STATED TASK. Pick out each line with the word "JSON" from the material that follows.

- - - - -

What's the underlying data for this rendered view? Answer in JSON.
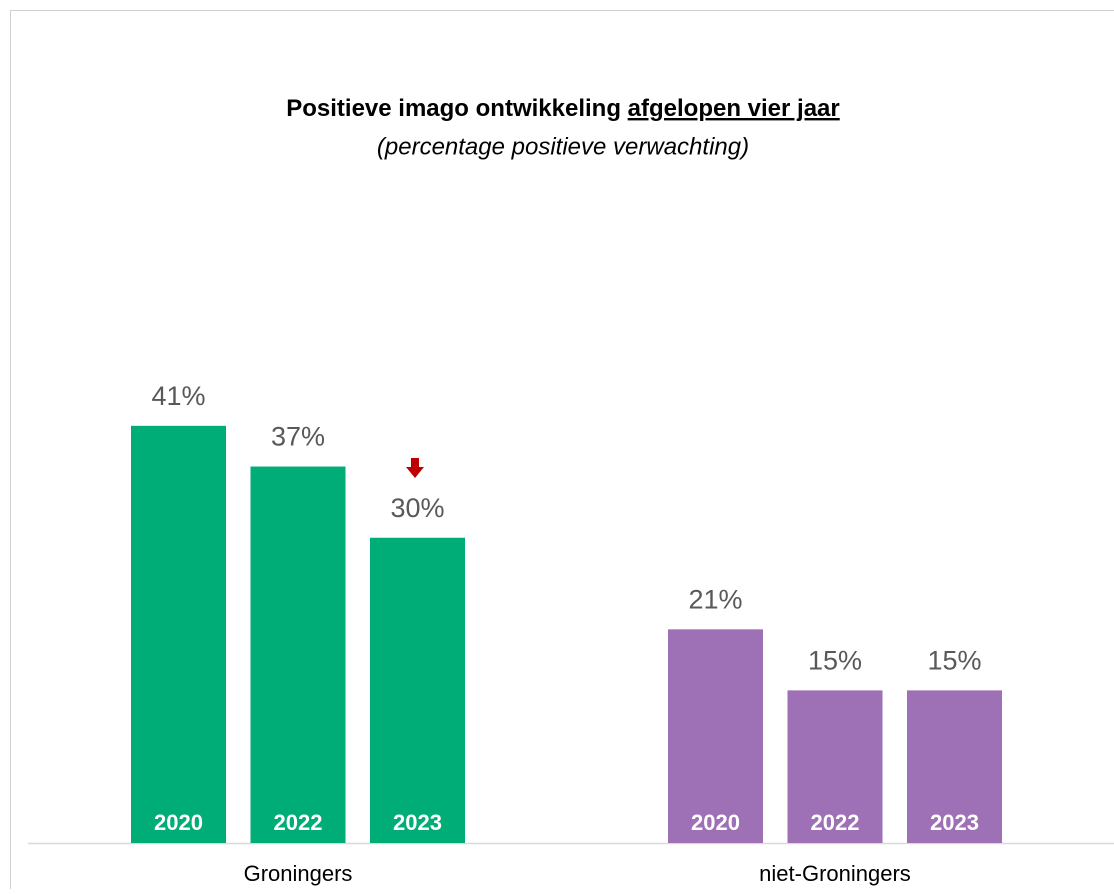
{
  "chart_data": {
    "type": "bar",
    "title": {
      "text": "Positieve imago ontwikkeling",
      "underlined": "afgelopen vier jaar"
    },
    "subtitle": "(percentage positieve verwachting)",
    "categories": [
      "Groningers",
      "niet-Groningers"
    ],
    "category_colors": [
      "#00ad76",
      "#9e70b5"
    ],
    "series": [
      {
        "name": "2020",
        "values": [
          41,
          21
        ],
        "value_labels": [
          "41%",
          "21%"
        ]
      },
      {
        "name": "2022",
        "values": [
          37,
          15
        ],
        "value_labels": [
          "37%",
          "15%"
        ]
      },
      {
        "name": "2023",
        "values": [
          30,
          15
        ],
        "value_labels": [
          "30%",
          "15%"
        ]
      }
    ],
    "ylim": [
      0,
      80
    ]
  }
}
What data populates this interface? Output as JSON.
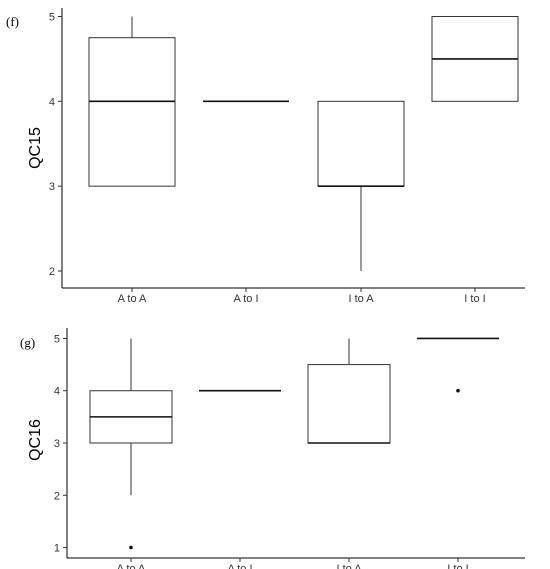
{
  "chart_data": [
    {
      "type": "box",
      "panel_label": "(f)",
      "ylabel": "QC15",
      "categories": [
        "A to A",
        "A to I",
        "I to A",
        "I to I"
      ],
      "yticks": [
        2,
        3,
        4,
        5
      ],
      "ylim": [
        1.8,
        5.1
      ],
      "boxes": [
        {
          "category": "A to A",
          "min": 3,
          "q1": 3,
          "median": 4,
          "q3": 4.75,
          "max": 5,
          "outliers": []
        },
        {
          "category": "A to I",
          "min": 4,
          "q1": 4,
          "median": 4,
          "q3": 4,
          "max": 4,
          "outliers": []
        },
        {
          "category": "I to A",
          "min": 2,
          "q1": 3,
          "median": 3,
          "q3": 4,
          "max": 4,
          "outliers": []
        },
        {
          "category": "I to I",
          "min": 4,
          "q1": 4,
          "median": 4.5,
          "q3": 5,
          "max": 5,
          "outliers": []
        }
      ],
      "grid": false
    },
    {
      "type": "box",
      "panel_label": "(g)",
      "ylabel": "QC16",
      "categories": [
        "A to A",
        "A to I",
        "I to A",
        "I to I"
      ],
      "yticks": [
        1,
        2,
        3,
        4,
        5
      ],
      "ylim": [
        0.8,
        5.2
      ],
      "boxes": [
        {
          "category": "A to A",
          "min": 2,
          "q1": 3,
          "median": 3.5,
          "q3": 4,
          "max": 5,
          "outliers": [
            1
          ]
        },
        {
          "category": "A to I",
          "min": 4,
          "q1": 4,
          "median": 4,
          "q3": 4,
          "max": 4,
          "outliers": []
        },
        {
          "category": "I to A",
          "min": 3,
          "q1": 3,
          "median": 3,
          "q3": 4.5,
          "max": 5,
          "outliers": []
        },
        {
          "category": "I to I",
          "min": 5,
          "q1": 5,
          "median": 5,
          "q3": 5,
          "max": 5,
          "outliers": [
            4
          ]
        }
      ],
      "grid": false
    }
  ]
}
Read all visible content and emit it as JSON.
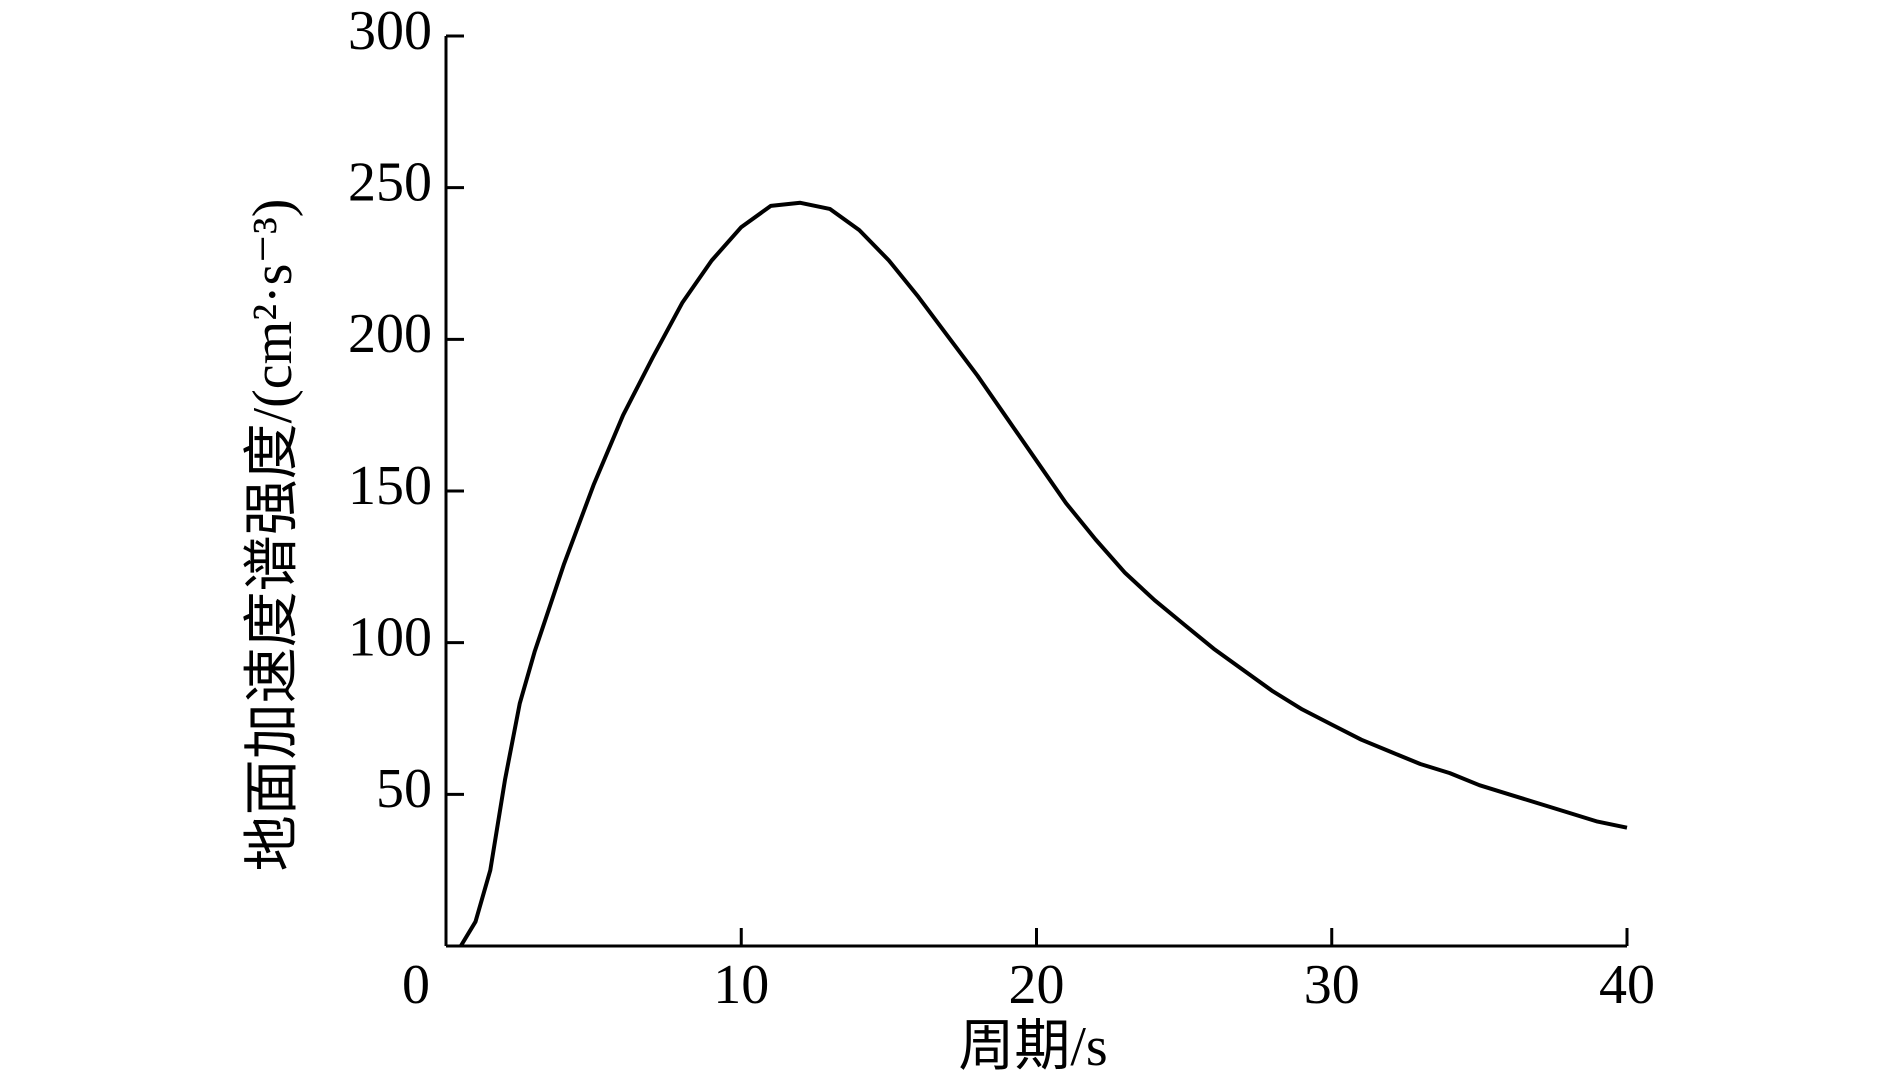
{
  "chart_data": {
    "type": "line",
    "x_label": "周期/s",
    "y_label": "地面加速度谱强度/(cm²·s⁻³)",
    "x": [
      0.5,
      1,
      1.5,
      2,
      2.5,
      3,
      4,
      5,
      6,
      7,
      8,
      9,
      10,
      11,
      12,
      13,
      14,
      15,
      16,
      17,
      18,
      19,
      20,
      21,
      22,
      23,
      24,
      25,
      26,
      27,
      28,
      29,
      30,
      31,
      32,
      33,
      34,
      35,
      36,
      37,
      38,
      39,
      40
    ],
    "series": [
      {
        "color": "#000000",
        "values": [
          0,
          8,
          25,
          55,
          80,
          97,
          126,
          152,
          175,
          194,
          212,
          226,
          237,
          244,
          245,
          243,
          236,
          226,
          214,
          201,
          188,
          174,
          160,
          146,
          134,
          123,
          114,
          106,
          98,
          91,
          84,
          78,
          73,
          68,
          64,
          60,
          57,
          53,
          50,
          47,
          44,
          41,
          39
        ]
      }
    ],
    "xlim": [
      0,
      40
    ],
    "ylim": [
      0,
      300
    ],
    "xticks": [
      0,
      10,
      20,
      30,
      40
    ],
    "yticks": [
      50,
      100,
      150,
      200,
      250,
      300
    ],
    "grid": false
  }
}
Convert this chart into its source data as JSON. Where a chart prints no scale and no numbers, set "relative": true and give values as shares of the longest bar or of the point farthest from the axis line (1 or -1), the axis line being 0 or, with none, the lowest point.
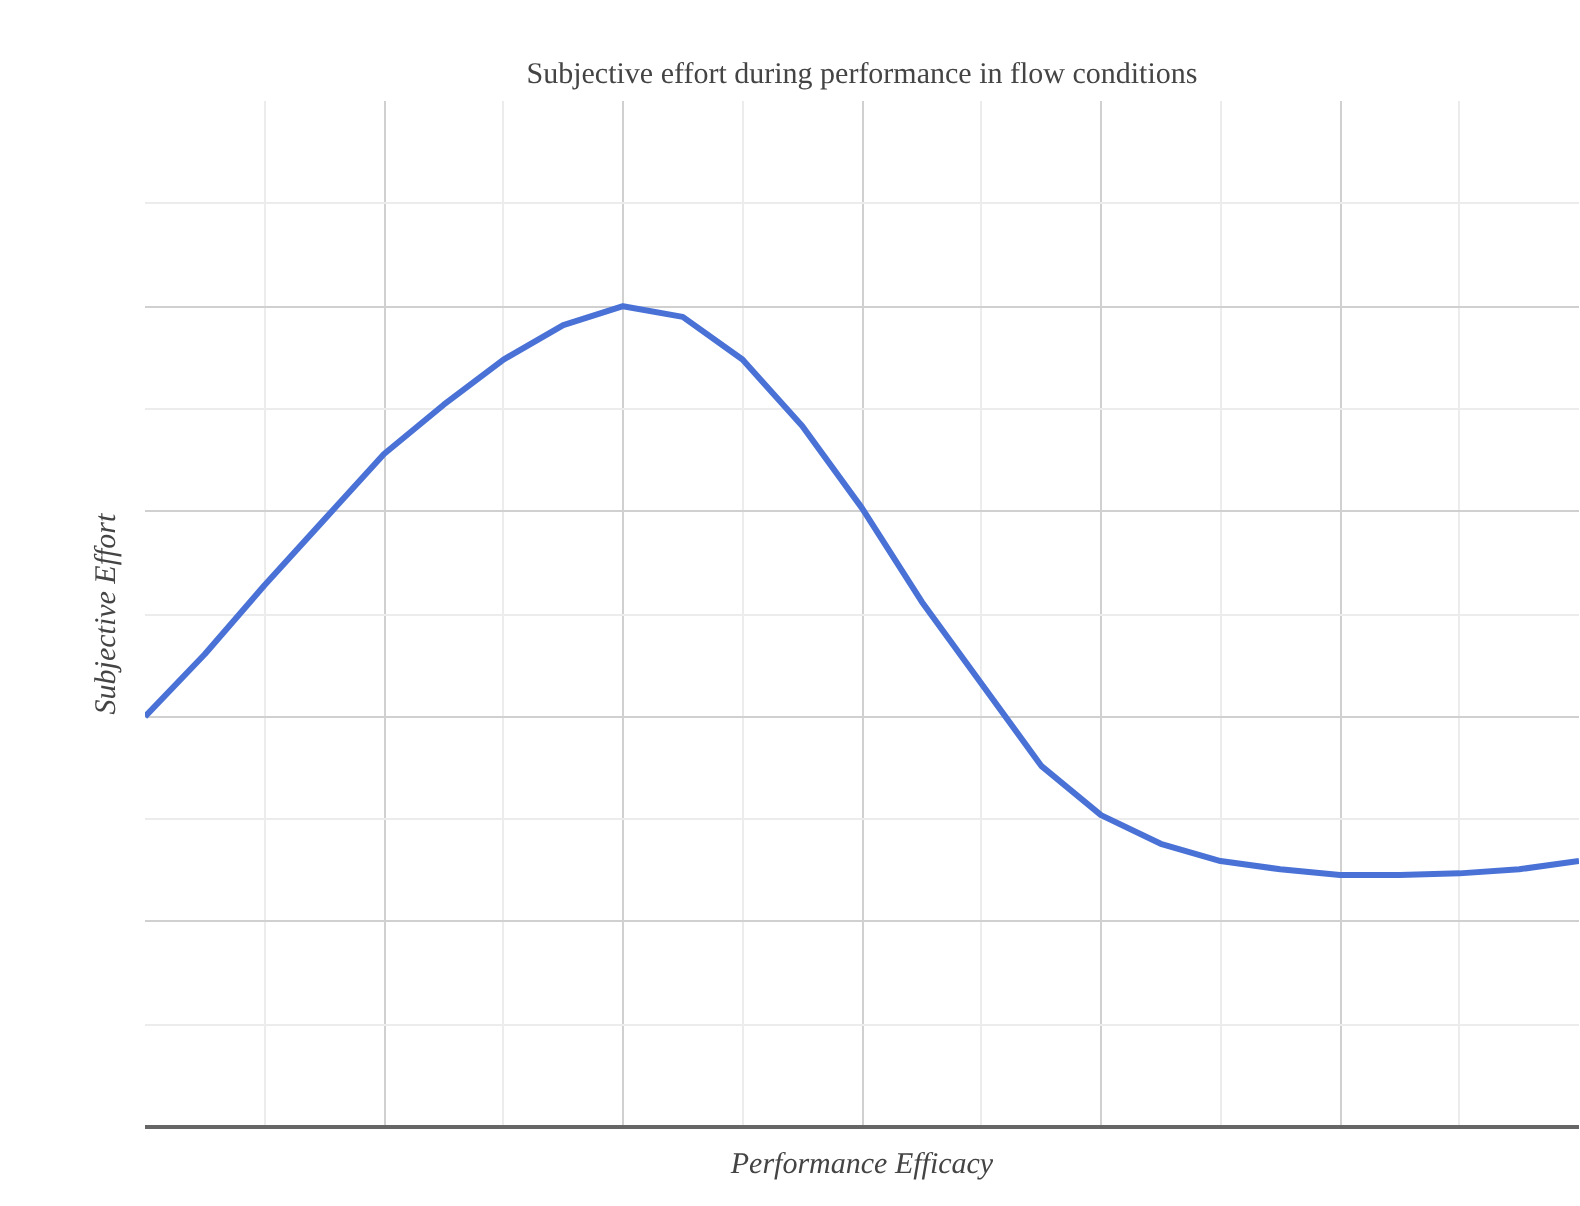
{
  "chart_data": {
    "type": "line",
    "title": "Subjective effort during performance in flow conditions",
    "xlabel": "Performance Efficacy",
    "ylabel": "Subjective Effort",
    "relative": true,
    "grid": true,
    "categories": [
      null,
      null,
      null,
      null,
      null,
      null,
      null,
      null,
      null,
      null,
      null,
      null,
      null,
      null,
      null,
      null,
      null,
      null,
      null,
      null,
      null,
      null,
      null,
      null,
      null
    ],
    "series": [
      {
        "color": "#4a72d6",
        "values": [
          0.5,
          0.576,
          0.66,
          0.74,
          0.82,
          0.88,
          0.935,
          0.977,
          1.0,
          0.987,
          0.935,
          0.854,
          0.754,
          0.64,
          0.54,
          0.44,
          0.38,
          0.345,
          0.324,
          0.314,
          0.307,
          0.307,
          0.309,
          0.314,
          0.324
        ]
      }
    ]
  }
}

- - - - -

SOLUTION FOR THIS PROBLEM.
What's the underlying data for this rendered view? Answer in JSON.
What data populates this interface? Output as JSON.
Read all visible content and emit it as JSON.
Convert this chart into its source data as JSON. Where a chart prints no scale and no numbers, set "relative": true and give values as shares of the longest bar or of the point farthest from the axis line (1 or -1), the axis line being 0 or, with none, the lowest point.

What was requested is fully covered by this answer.